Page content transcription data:

'''

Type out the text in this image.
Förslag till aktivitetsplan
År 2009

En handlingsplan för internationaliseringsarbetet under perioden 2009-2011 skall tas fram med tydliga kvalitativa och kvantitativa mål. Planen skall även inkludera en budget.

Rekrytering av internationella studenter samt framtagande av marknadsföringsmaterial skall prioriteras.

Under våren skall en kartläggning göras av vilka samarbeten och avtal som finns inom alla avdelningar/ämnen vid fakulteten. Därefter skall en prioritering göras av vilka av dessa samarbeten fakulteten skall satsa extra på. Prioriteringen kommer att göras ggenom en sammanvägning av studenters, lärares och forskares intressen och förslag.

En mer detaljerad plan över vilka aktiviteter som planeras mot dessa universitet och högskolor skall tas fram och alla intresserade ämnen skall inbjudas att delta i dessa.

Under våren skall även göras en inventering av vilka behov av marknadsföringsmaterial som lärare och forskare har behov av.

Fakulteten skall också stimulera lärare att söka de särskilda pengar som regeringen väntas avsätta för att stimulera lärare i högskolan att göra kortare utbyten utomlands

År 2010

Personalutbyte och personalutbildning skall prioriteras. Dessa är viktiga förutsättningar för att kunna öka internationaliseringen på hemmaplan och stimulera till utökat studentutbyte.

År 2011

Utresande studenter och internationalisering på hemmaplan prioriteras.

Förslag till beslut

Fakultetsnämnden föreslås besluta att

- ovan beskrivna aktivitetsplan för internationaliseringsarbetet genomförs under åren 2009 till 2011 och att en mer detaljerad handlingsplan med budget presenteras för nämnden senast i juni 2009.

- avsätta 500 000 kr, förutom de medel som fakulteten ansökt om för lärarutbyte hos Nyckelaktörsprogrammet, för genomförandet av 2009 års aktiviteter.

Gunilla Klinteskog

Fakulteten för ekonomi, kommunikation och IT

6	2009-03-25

'''

WORK TASK: Each line in the entries above that includes the string "prioriteras" should be extracted.

OUTPUT BELOW:
Rekrytering av internationella studenter samt framtagande av marknadsföringsmaterial skall prioriteras.
Personalutbyte och personalutbildning skall prioriteras. Dessa är viktiga förutsättningar för att kunna öka internationaliseringen på hemmaplan och stimulera till utökat studentutbyte.
Utresande studenter och internationalisering på hemmaplan prioriteras.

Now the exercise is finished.